Goal →
Each entry in the listing below should be restated word for word.

━━━━━ Provided data

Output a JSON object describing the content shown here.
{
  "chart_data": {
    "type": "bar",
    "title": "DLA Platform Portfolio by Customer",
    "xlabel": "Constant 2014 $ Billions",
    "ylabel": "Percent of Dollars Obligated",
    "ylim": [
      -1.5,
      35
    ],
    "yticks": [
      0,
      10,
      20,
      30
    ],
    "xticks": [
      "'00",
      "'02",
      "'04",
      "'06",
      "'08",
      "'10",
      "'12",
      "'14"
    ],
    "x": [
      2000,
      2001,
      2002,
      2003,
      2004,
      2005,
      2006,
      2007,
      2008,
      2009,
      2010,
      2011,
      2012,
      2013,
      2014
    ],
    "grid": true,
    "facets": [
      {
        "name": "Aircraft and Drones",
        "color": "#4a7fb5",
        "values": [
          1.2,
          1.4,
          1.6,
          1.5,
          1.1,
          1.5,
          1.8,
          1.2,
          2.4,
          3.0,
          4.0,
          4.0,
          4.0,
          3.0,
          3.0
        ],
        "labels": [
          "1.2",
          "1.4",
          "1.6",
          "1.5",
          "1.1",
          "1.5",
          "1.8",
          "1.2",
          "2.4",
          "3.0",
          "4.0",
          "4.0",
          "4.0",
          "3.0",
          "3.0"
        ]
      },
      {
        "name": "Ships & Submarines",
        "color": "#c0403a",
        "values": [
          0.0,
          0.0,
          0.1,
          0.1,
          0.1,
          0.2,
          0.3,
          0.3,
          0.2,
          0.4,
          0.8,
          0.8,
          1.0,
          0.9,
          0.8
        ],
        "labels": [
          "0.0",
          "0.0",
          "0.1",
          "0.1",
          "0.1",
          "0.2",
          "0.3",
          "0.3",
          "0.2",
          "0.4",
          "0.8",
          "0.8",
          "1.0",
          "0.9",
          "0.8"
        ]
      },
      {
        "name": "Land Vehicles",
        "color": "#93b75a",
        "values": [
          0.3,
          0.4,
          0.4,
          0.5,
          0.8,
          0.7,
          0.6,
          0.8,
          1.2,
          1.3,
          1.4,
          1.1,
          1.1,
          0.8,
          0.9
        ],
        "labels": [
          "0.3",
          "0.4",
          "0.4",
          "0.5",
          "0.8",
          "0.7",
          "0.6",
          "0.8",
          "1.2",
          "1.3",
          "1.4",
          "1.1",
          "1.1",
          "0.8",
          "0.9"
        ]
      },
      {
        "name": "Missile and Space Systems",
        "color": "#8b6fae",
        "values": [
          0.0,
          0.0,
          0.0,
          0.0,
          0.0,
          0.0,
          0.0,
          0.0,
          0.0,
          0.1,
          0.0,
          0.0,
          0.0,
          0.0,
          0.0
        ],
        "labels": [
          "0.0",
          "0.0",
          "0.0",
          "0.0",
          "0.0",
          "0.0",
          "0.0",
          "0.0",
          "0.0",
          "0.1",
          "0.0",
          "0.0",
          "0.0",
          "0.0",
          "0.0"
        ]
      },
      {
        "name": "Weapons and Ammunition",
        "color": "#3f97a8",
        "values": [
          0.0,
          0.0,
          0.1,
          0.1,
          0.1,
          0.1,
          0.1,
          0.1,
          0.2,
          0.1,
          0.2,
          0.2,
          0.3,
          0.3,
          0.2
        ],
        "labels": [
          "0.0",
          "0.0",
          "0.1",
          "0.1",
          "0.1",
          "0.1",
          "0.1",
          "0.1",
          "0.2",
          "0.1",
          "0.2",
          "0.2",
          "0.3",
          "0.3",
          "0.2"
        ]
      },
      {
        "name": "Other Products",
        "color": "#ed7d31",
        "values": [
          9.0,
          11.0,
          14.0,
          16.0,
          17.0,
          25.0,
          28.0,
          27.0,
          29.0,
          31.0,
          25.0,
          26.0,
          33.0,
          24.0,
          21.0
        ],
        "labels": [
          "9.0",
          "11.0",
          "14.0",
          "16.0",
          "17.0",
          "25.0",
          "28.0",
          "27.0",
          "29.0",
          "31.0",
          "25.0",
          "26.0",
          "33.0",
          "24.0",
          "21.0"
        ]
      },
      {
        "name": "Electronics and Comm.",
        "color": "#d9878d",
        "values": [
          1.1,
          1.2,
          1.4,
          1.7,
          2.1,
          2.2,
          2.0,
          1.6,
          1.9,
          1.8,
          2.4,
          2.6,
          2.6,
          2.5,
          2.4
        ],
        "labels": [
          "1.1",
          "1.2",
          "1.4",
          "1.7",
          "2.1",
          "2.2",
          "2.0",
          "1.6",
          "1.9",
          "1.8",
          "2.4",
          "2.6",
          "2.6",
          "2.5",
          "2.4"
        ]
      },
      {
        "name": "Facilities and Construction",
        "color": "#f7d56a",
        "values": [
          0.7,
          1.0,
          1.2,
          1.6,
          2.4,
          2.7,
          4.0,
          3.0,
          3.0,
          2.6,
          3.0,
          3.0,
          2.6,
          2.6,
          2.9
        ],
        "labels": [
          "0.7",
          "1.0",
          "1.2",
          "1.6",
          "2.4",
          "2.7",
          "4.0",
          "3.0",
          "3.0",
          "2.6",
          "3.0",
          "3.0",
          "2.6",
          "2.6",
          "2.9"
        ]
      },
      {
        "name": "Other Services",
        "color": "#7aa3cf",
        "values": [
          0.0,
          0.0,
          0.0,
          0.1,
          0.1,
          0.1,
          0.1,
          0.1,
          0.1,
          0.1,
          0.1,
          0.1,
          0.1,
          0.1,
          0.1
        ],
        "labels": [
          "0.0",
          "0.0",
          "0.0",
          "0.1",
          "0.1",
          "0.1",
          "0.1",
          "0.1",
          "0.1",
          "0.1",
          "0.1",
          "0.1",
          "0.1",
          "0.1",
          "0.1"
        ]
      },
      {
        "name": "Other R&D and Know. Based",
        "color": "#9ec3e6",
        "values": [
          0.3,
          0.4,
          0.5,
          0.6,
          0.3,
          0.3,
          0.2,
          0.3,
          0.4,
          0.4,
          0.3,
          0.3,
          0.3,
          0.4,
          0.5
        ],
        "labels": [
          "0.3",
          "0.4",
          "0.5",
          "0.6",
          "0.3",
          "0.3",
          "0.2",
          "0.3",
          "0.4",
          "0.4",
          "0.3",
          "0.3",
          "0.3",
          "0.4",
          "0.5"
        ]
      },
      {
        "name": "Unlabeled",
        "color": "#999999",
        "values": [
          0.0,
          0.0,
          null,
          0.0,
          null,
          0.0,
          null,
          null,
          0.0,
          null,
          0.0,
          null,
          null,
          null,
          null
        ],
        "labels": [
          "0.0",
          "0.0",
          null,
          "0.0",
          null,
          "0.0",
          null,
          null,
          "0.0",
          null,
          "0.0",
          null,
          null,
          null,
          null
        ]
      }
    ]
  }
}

━━━━━━━━━━

Output below →
Output a JSON object describing the content shown here.
{
  "chart_data": {
    "type": "bar",
    "title": "DLA Platform Portfolio by Customer",
    "xlabel": "Constant 2014 $ Billions",
    "ylabel": "Percent of Dollars Obligated",
    "ylim": [
      -1.5,
      35
    ],
    "yticks": [
      0,
      10,
      20,
      30
    ],
    "xticks": [
      "'00",
      "'02",
      "'04",
      "'06",
      "'08",
      "'10",
      "'12",
      "'14"
    ],
    "x": [
      2000,
      2001,
      2002,
      2003,
      2004,
      2005,
      2006,
      2007,
      2008,
      2009,
      2010,
      2011,
      2012,
      2013,
      2014
    ],
    "grid": true,
    "facets": [
      {
        "name": "Aircraft and Drones",
        "color": "#4a7fb5",
        "values": [
          1.2,
          1.4,
          1.6,
          1.5,
          1.1,
          1.5,
          1.8,
          1.2,
          2.4,
          3.0,
          4.0,
          4.0,
          4.0,
          3.0,
          3.0
        ],
        "labels": [
          "1.2",
          "1.4",
          "1.6",
          "1.5",
          "1.1",
          "1.5",
          "1.8",
          "1.2",
          "2.4",
          "3.0",
          "4.0",
          "4.0",
          "4.0",
          "3.0",
          "3.0"
        ]
      },
      {
        "name": "Ships & Submarines",
        "color": "#c0403a",
        "values": [
          0.0,
          0.0,
          0.1,
          0.1,
          0.1,
          0.2,
          0.3,
          0.3,
          0.2,
          0.4,
          0.8,
          0.8,
          1.0,
          0.9,
          0.8
        ],
        "labels": [
          "0.0",
          "0.0",
          "0.1",
          "0.1",
          "0.1",
          "0.2",
          "0.3",
          "0.3",
          "0.2",
          "0.4",
          "0.8",
          "0.8",
          "1.0",
          "0.9",
          "0.8"
        ]
      },
      {
        "name": "Land Vehicles",
        "color": "#93b75a",
        "values": [
          0.3,
          0.4,
          0.4,
          0.5,
          0.8,
          0.7,
          0.6,
          0.8,
          1.2,
          1.3,
          1.4,
          1.1,
          1.1,
          0.8,
          0.9
        ],
        "labels": [
          "0.3",
          "0.4",
          "0.4",
          "0.5",
          "0.8",
          "0.7",
          "0.6",
          "0.8",
          "1.2",
          "1.3",
          "1.4",
          "1.1",
          "1.1",
          "0.8",
          "0.9"
        ]
      },
      {
        "name": "Missile and Space Systems",
        "color": "#8b6fae",
        "values": [
          0.0,
          0.0,
          0.0,
          0.0,
          0.0,
          0.0,
          0.0,
          0.0,
          0.0,
          0.1,
          0.0,
          0.0,
          0.0,
          0.0,
          0.0
        ],
        "labels": [
          "0.0",
          "0.0",
          "0.0",
          "0.0",
          "0.0",
          "0.0",
          "0.0",
          "0.0",
          "0.0",
          "0.1",
          "0.0",
          "0.0",
          "0.0",
          "0.0",
          "0.0"
        ]
      },
      {
        "name": "Weapons and Ammunition",
        "color": "#3f97a8",
        "values": [
          0.0,
          0.0,
          0.1,
          0.1,
          0.1,
          0.1,
          0.1,
          0.1,
          0.2,
          0.1,
          0.2,
          0.2,
          0.3,
          0.3,
          0.2
        ],
        "labels": [
          "0.0",
          "0.0",
          "0.1",
          "0.1",
          "0.1",
          "0.1",
          "0.1",
          "0.1",
          "0.2",
          "0.1",
          "0.2",
          "0.2",
          "0.3",
          "0.3",
          "0.2"
        ]
      },
      {
        "name": "Other Products",
        "color": "#ed7d31",
        "values": [
          9.0,
          11.0,
          14.0,
          16.0,
          17.0,
          25.0,
          28.0,
          27.0,
          29.0,
          31.0,
          25.0,
          26.0,
          33.0,
          24.0,
          21.0
        ],
        "labels": [
          "9.0",
          "11.0",
          "14.0",
          "16.0",
          "17.0",
          "25.0",
          "28.0",
          "27.0",
          "29.0",
          "31.0",
          "25.0",
          "26.0",
          "33.0",
          "24.0",
          "21.0"
        ]
      },
      {
        "name": "Electronics and Comm.",
        "color": "#d9878d",
        "values": [
          1.1,
          1.2,
          1.4,
          1.7,
          2.1,
          2.2,
          2.0,
          1.6,
          1.9,
          1.8,
          2.4,
          2.6,
          2.6,
          2.5,
          2.4
        ],
        "labels": [
          "1.1",
          "1.2",
          "1.4",
          "1.7",
          "2.1",
          "2.2",
          "2.0",
          "1.6",
          "1.9",
          "1.8",
          "2.4",
          "2.6",
          "2.6",
          "2.5",
          "2.4"
        ]
      },
      {
        "name": "Facilities and Construction",
        "color": "#f7d56a",
        "values": [
          0.7,
          1.0,
          1.2,
          1.6,
          2.4,
          2.7,
          4.0,
          3.0,
          3.0,
          2.6,
          3.0,
          3.0,
          2.6,
          2.6,
          2.9
        ],
        "labels": [
          "0.7",
          "1.0",
          "1.2",
          "1.6",
          "2.4",
          "2.7",
          "4.0",
          "3.0",
          "3.0",
          "2.6",
          "3.0",
          "3.0",
          "2.6",
          "2.6",
          "2.9"
        ]
      },
      {
        "name": "Other Services",
        "color": "#7aa3cf",
        "values": [
          0.0,
          0.0,
          0.0,
          0.1,
          0.1,
          0.1,
          0.1,
          0.1,
          0.1,
          0.1,
          0.1,
          0.1,
          0.1,
          0.1,
          0.1
        ],
        "labels": [
          "0.0",
          "0.0",
          "0.0",
          "0.1",
          "0.1",
          "0.1",
          "0.1",
          "0.1",
          "0.1",
          "0.1",
          "0.1",
          "0.1",
          "0.1",
          "0.1",
          "0.1"
        ]
      },
      {
        "name": "Other R&D and Know. Based",
        "color": "#9ec3e6",
        "values": [
          0.3,
          0.4,
          0.5,
          0.6,
          0.3,
          0.3,
          0.2,
          0.3,
          0.4,
          0.4,
          0.3,
          0.3,
          0.3,
          0.4,
          0.5
        ],
        "labels": [
          "0.3",
          "0.4",
          "0.5",
          "0.6",
          "0.3",
          "0.3",
          "0.2",
          "0.3",
          "0.4",
          "0.4",
          "0.3",
          "0.3",
          "0.3",
          "0.4",
          "0.5"
        ]
      },
      {
        "name": "Unlabeled",
        "color": "#999999",
        "values": [
          0.0,
          0.0,
          null,
          0.0,
          null,
          0.0,
          null,
          null,
          0.0,
          null,
          0.0,
          null,
          null,
          null,
          null
        ],
        "labels": [
          "0.0",
          "0.0",
          null,
          "0.0",
          null,
          "0.0",
          null,
          null,
          "0.0",
          null,
          "0.0",
          null,
          null,
          null,
          null
        ]
      }
    ]
  }
}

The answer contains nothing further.